Extracted information start
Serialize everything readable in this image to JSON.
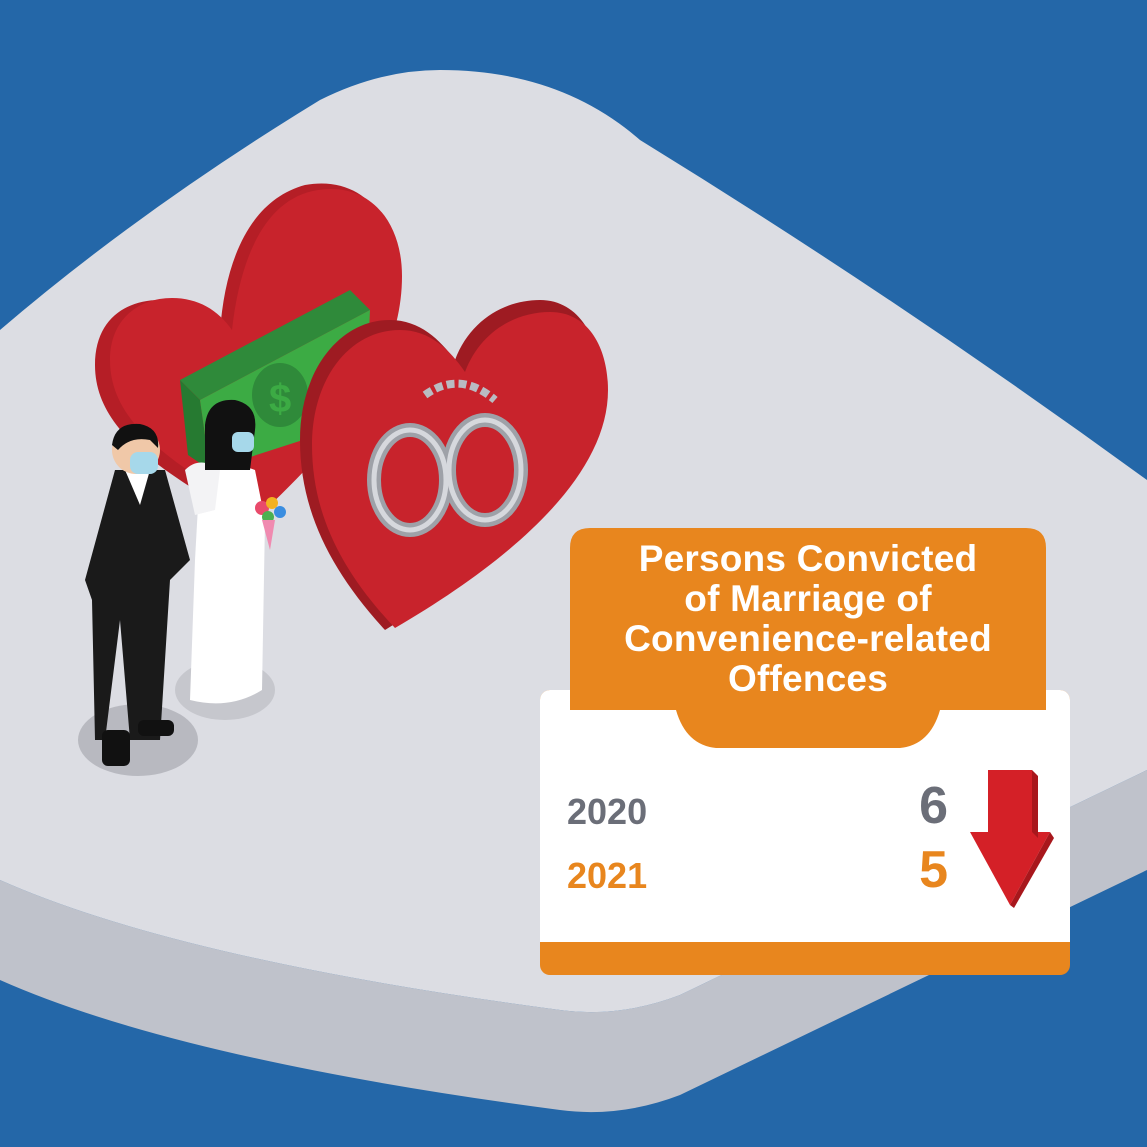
{
  "colors": {
    "background": "#2467a8",
    "platform": "#dcdde3",
    "accent_orange": "#e8861e",
    "arrow_red": "#d42027",
    "year_previous": "#6b6e78",
    "year_current": "#e8861e"
  },
  "card": {
    "title": "Persons Convicted of Marriage of Convenience-related Offences",
    "title_lines": [
      "Persons Convicted",
      "of Marriage of",
      "Convenience-related",
      "Offences"
    ],
    "rows": [
      {
        "year": "2020",
        "value": "6"
      },
      {
        "year": "2021",
        "value": "5"
      }
    ],
    "trend": "down-arrow-icon"
  },
  "illustration": {
    "icons": [
      "heart-icon",
      "dollar-bill-icon",
      "handcuffs-icon",
      "groom-figure",
      "bride-figure",
      "bouquet-icon"
    ]
  }
}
Extracted information end
Given request: Write out each line again precisely as it appears, skipping every picture.

Complete answer:
Serialize everything readable in this image to JSON.
{
  "colors": {
    "background": "#2467a8",
    "platform": "#dcdde3",
    "accent_orange": "#e8861e",
    "arrow_red": "#d42027",
    "year_previous": "#6b6e78",
    "year_current": "#e8861e"
  },
  "card": {
    "title": "Persons Convicted of Marriage of Convenience-related Offences",
    "title_lines": [
      "Persons Convicted",
      "of Marriage of",
      "Convenience-related",
      "Offences"
    ],
    "rows": [
      {
        "year": "2020",
        "value": "6"
      },
      {
        "year": "2021",
        "value": "5"
      }
    ],
    "trend": "down-arrow-icon"
  },
  "illustration": {
    "icons": [
      "heart-icon",
      "dollar-bill-icon",
      "handcuffs-icon",
      "groom-figure",
      "bride-figure",
      "bouquet-icon"
    ]
  }
}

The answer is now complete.